# Brother Getting into Goats



## parkinsonfarms (May 11, 2011)

Hello,
My brother is wanting to get into goats and I want to get him a mini bred goat. I also want it to be a bottle baby because he knows how to care for them and it will give him a chance to really fall in love with goats. What is your favorite breed of mini goat and why? I really want to get him one for christmas.


----------



## keren (Oct 26, 2008)

I got my mum a british alpine buck kid (on the bottle) for christmas  good luck finding your brother the perfect goat


----------



## Di (Jan 29, 2008)

Well, lol, I vote for the Nigerian Dwarf Goat. Surprise, Surprise! They are so friendly and inquisitive. They come in an amazing aray of color. They produce wonderful, healthful, milk. They usually kid multiples, so it's easy to increase your herd size. They are hardier then they look! Good luck.


----------



## Jessaba (May 13, 2010)

I have both Pygmy and Nigerians and I must say I Love Nigerians best. I love my pygmies too, but my nigis are my fav. They have very unique colors/patterns, blue eyes. IMO any baby goat steals my heart...especially bottle babies


----------



## parkinsonfarms (May 11, 2011)

Thanks everyone, 
It's kinda hard to find a bottle baby that is close. I'm looking though. I'm thinking we will probably get him a Nigerian because we already have a Nigerian Doe.


----------



## parkinsonfarms (May 11, 2011)

Can Pygmy's have blue eyes?


----------



## Jessaba (May 13, 2010)

Pygmies can only have blue eyes if they are mixed with Nigerians  So there is still nigerian in them...full pygmies do not have blue eyes


----------



## parkinsonfarms (May 11, 2011)

→ **STATED GOAL 1**: Render this sentence from the goat thread in Spanish: "They usually kid multiples, so it's easy to increase your herd size."
→ **STATED GOAL 2**: Condense the goat thread's paragraph that begins "Well, lol, I vote for the Nigerian Dwarf Goat" into a short bulleted list of its claims about the breed.
→ **STATED GOAL 3**: Write the next post in the goat thread, picking up after its final line.
The entries come from a separate source and are not part of the goat thread.

→ **SUPPLIED INFORMATION**:
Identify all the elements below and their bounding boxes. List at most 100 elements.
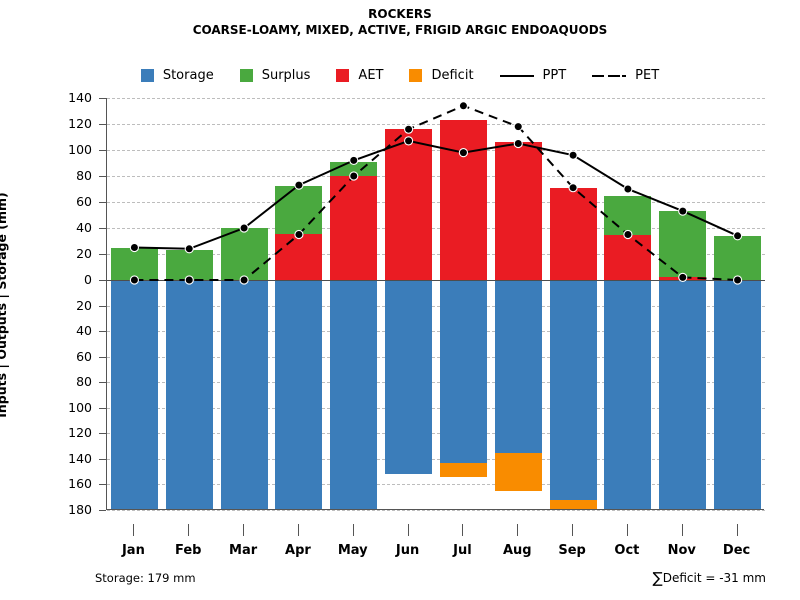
y-tick-mark (99, 458, 106, 460)
surplus-segment (275, 186, 323, 235)
surplus-segment (165, 250, 213, 280)
x-tick-mark (352, 524, 354, 536)
y-tick-label: 140 (68, 90, 92, 105)
y-tick-label: 160 (68, 476, 92, 492)
y-tick-mark (99, 382, 106, 384)
legend-label: Storage (162, 68, 214, 83)
legend-item-deficit[interactable]: Deficit (409, 68, 474, 83)
bar-down-dec (714, 280, 762, 509)
x-tick-label-jun: Jun (395, 543, 420, 558)
legend-item-surplus[interactable]: Surplus (239, 68, 310, 83)
y-tick-mark (99, 484, 106, 486)
bar-down-oct (604, 280, 652, 509)
ppt-marker (624, 185, 632, 193)
pet-path (134, 104, 738, 281)
bar-down-may (330, 280, 378, 509)
storage-segment (439, 280, 487, 463)
x-tick-label-nov: Nov (667, 543, 696, 558)
deficit-segment (494, 452, 542, 491)
surplus-segment (659, 211, 707, 278)
bar-down-jun (385, 280, 433, 475)
y-tick-label: 20 (76, 246, 92, 261)
legend-label: Deficit (431, 68, 474, 83)
square-swatch-icon (409, 69, 423, 82)
x-tick-mark (572, 524, 574, 536)
bar-up-feb (165, 250, 213, 280)
x-tick-mark (517, 524, 519, 536)
surplus-segment (714, 235, 762, 280)
gridline (107, 510, 765, 511)
storage-segment (220, 280, 268, 509)
storage-segment (165, 280, 213, 509)
legend-item-ppt[interactable]: PPT (499, 68, 566, 83)
chart-title: ROCKERS COARSE-LOAMY, MIXED, ACTIVE, FRI… (0, 6, 800, 38)
bar-up-aug (494, 142, 542, 280)
deficit-segment (439, 462, 487, 477)
aet-segment (494, 142, 542, 280)
y-tick-label: 80 (76, 374, 92, 390)
y-tick-label: 140 (68, 450, 92, 466)
y-tick-mark (99, 202, 106, 203)
bar-up-jan (110, 247, 158, 280)
x-tick-label-jan: Jan (121, 543, 145, 558)
ppt-marker (405, 137, 413, 145)
legend-item-storage[interactable]: Storage (140, 68, 214, 83)
square-swatch-icon (140, 69, 154, 82)
ppt-marker (514, 140, 522, 147)
gridline (107, 150, 765, 151)
y-tick-mark (99, 433, 106, 435)
pet-marker (624, 231, 632, 238)
chart-legend: Storage Surplus AET Deficit PPT PET (0, 68, 800, 83)
x-tick-label-may: May (337, 543, 368, 558)
legend-item-pet[interactable]: PET (592, 68, 659, 83)
y-axis-label: Inputs | Outputs | Storage (mm) (0, 192, 9, 418)
legend-label: PET (635, 68, 660, 83)
y-tick-label: 20 (76, 297, 92, 313)
y-tick-mark (99, 280, 106, 281)
x-tick-label-dec: Dec (722, 543, 751, 558)
y-tick-mark (99, 150, 106, 151)
pet-marker (350, 172, 358, 180)
x-tick-mark (736, 524, 738, 536)
y-tick-mark (99, 124, 106, 125)
pet-marker (514, 123, 522, 131)
x-tick-mark (462, 524, 464, 536)
gridline (107, 202, 765, 203)
aet-segment (330, 175, 378, 280)
storage-segment (714, 280, 762, 509)
chart-title-line1: ROCKERS (368, 7, 432, 21)
plot-area (106, 98, 765, 511)
y-tick-label: 120 (68, 116, 92, 131)
aet-segment (549, 187, 597, 280)
y-tick-label: 60 (76, 194, 92, 209)
ppt-marker (185, 245, 193, 253)
y-tick-label: 40 (76, 220, 92, 235)
y-tick-mark (99, 228, 106, 229)
gridline (107, 331, 765, 333)
x-tick-label-oct: Oct (614, 543, 640, 558)
x-tick-mark (407, 524, 409, 536)
ppt-marker (679, 207, 687, 215)
pet-marker (734, 276, 742, 284)
y-tick-mark (99, 407, 106, 409)
zero-line (107, 280, 765, 281)
ppt-marker (240, 224, 248, 232)
gridline (107, 382, 765, 384)
storage-segment (494, 280, 542, 453)
aet-segment (275, 234, 323, 280)
x-tick-mark (297, 524, 299, 536)
x-tick-mark (626, 524, 628, 536)
deficit-total-text: Deficit = -31 mm (662, 571, 766, 585)
ppt-marker (295, 181, 303, 189)
y-tick-mark (99, 331, 106, 333)
y-tick-mark (99, 254, 106, 255)
x-tick-mark (188, 524, 190, 536)
gridline (107, 228, 765, 229)
bar-up-dec (714, 235, 762, 280)
ppt-marker (350, 156, 358, 164)
x-tick-mark (243, 524, 245, 536)
legend-item-aet[interactable]: AET (336, 68, 383, 83)
surplus-segment (220, 228, 268, 280)
chart-title-line2: COARSE-LOAMY, MIXED, ACTIVE, FRIGID ARGI… (192, 23, 608, 37)
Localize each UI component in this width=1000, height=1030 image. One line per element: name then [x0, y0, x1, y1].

→ **EXPECTED ANSWER 1**: Normalmente tienen partos múltiples, así que es fácil aumentar el tamaño de tu rebaño.

→ **EXPECTED ANSWER 2**:
- Friendly and inquisitive
- Come in a wide range of colors
- Produce good, healthful milk
- Usually have multiple kids, making herd growth easy
- Hardier than they look

→ **EXPECTED ANSWER 3**:
Okay Thanks.


----------



## ettasmama (Jun 27, 2010)

It might be a hard season to get bottle babies around there since I know many try to have their babies born in spring to avoing the cold winters but you might try looking in IA and southern NE as well since you are so close.


----------



## parkinsonfarms (May 11, 2011)

Okay. Thanks. Well I did find some bottle babies but the people sold them a little while before I called. Darn the bad luck!


----------



## parkinsonfarms (May 11, 2011)

Well I found two bottle babies but I'm not getting them because the guy wants 150 each as bottle babies and not registered.


----------



## KW Farms (Jun 21, 2008)

Favorite mini breed: Nigerian Dwarf
Why: Love their temperaments and personalities. They don't eat as much as the big goats, but still give a good amount of milk. They also don't take up as much room as larger breeds. Their size makes them easy for many different people to handle. There are many more shows held for nigerians vs. most other mini breeds. They are able to be registered in the largest dairy goat registry (ADGA). They are known for throwing good sized litters and being fairly easy kidders. And lastly they come in all different colors and markings. I'm sure I forgot something... 

I think $150 for non reg. bottle babies is a bit high...i'm sure if you keep looking though you'll find something. :thumb:


----------



## parkinsonfarms (May 11, 2011)

I thought 150 is too. They were also Boer/Kiko and Fainter/Kiko crosses and I'd really love to find a ND or Pygmy for my brother. I might get him a ND Buck because we have ND Doe already. Debating debating. There are two Registered ND Bucks for sale about a hour from me. One has blue eyes and the other doesn't. Both are proven. Sigh... I'm still looking for Bottle Baby but if I can't one I'll probably get one of them.


----------



## RMADairyGoats (Jun 20, 2011)

It's a shame you are so far away cause we have a REALLY cute flashy blue eyed Nigerian bottle baby that is super friendly (weaned from the bottle now) but still really friendly and loves people. SHe is reg. It's a shame cause she sounds perfect  Hope he finds his dream goatie :thumb:


----------



## RMADairyGoats (Jun 20, 2011)

I found some pics of her


----------



## parkinsonfarms (May 11, 2011)

She is Beautiful. Wish I lived closer.


----------



## RMADairyGoats (Jun 20, 2011)

parkinsonfarms said:


> She is Beautiful.


Thanks :hug: She is one of my favorites


----------



## parkinsonfarms (May 11, 2011)

I bet she is...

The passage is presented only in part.